• **Selection**:
>> start

[SCSI] dpt_i2o: 64 bit support

This is the code to actually support 64 bit platforms. 64 bit
DMA is enabled on both x86_32 PAE and 64 bit platforms.

This code is based in part on the unofficial adaptec 64-bit
dpt_i2o driver update that I got from Mark Salyzyn at Adaptec.

Signed-off-by: Miquel van Smoorenburg <miquels@cistron.nl>
Acked-by: Mark Salyzyn <Mark_Salyzyn@adaptec.com>
Signed-off-by: James Bottomley <James.Bottomley@HansenPartnership.com>
diff --git a/drivers/scsi/dpt_i2o.c b/drivers/scsi/dpt_i2o.c
index 7b1a084..dc6b2d4 100644
--- a/drivers/scsi/dpt_i2o.c
+++ b/drivers/scsi/dpt_i2o.c
@@ -111,10 +111,17 @@
 static adpt_hba* hba_chain = NULL;
 static int hba_count = 0;
 
+#ifdef CONFIG_COMPAT
+static long compat_adpt_ioctl(struct file *, unsigned int, unsigned long);
+#endif
+
 static const struct file_operations adpt_fops = {
 	.ioctl		= adpt_ioctl,
 	.open		= adpt_open,
-	.release	= adpt_close
+	.release	= adpt_close,
+#ifdef CONFIG_COMPAT
+	.compat_ioctl	= compat_adpt_ioctl,
+#endif
 };
 
 /* Structures and definitions for synchronous message posting.
@@ -138,6 +145,11 @@
  *============================================================================
  */
 
+static inline int dpt_dma64(adpt_hba *pHba)
+{
+	return (sizeof(dma_addr_t) > 4 && (pHba)->dma64);
+}
+
 static inline u32 dma_high(dma_addr_t addr)

>> end

• **Data entries**:

>> start

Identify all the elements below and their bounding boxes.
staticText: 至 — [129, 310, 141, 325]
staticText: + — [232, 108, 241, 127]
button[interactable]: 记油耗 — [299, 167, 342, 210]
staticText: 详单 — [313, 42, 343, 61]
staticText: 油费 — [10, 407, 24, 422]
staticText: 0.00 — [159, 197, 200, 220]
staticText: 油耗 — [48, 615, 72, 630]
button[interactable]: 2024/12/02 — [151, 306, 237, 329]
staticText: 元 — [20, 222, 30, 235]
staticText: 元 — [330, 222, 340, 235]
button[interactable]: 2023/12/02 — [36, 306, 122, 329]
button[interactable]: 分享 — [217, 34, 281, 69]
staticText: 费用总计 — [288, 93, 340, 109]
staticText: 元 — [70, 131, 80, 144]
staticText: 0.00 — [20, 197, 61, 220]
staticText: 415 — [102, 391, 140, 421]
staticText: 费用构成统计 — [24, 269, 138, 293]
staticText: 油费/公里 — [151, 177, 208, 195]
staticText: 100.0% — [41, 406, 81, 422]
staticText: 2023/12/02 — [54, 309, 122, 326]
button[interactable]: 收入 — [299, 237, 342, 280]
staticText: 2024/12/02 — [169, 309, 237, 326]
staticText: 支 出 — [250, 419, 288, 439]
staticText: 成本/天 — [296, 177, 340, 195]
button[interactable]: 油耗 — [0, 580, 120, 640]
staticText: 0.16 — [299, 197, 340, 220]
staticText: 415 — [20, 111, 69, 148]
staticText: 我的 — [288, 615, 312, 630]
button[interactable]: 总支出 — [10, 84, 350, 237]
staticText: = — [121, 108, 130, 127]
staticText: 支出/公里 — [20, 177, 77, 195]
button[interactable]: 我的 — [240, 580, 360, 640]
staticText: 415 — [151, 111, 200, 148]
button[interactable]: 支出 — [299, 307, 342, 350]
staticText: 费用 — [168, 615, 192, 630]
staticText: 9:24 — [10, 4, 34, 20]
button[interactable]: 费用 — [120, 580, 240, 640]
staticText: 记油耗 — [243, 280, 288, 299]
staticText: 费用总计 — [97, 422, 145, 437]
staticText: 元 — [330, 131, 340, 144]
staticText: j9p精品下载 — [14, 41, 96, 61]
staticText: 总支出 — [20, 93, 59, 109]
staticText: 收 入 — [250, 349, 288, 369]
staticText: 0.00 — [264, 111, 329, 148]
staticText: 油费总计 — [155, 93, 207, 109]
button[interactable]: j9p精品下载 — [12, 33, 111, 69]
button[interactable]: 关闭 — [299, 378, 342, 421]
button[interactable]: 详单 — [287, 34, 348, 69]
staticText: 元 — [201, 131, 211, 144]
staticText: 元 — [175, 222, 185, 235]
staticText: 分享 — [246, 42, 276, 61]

>> end

• **Work to complete**:
A – In the patch, on which platforms is 64 bit DMA enabled?
B – Quote the patch from "This is the" to "Salyzyn at Adaptec.".

• **Answers to the exercises**:
A – 64 bit DMA is enabled on both x86_32 PAE and 64 bit platforms.

B –
This is the code to actually support 64 bit platforms. 64 bit
DMA is enabled on both x86_32 PAE and 64 bit platforms.

This code is based in part on the unofficial adaptec 64-bit
dpt_i2o driver update that I got from Mark Salyzyn at Adaptec.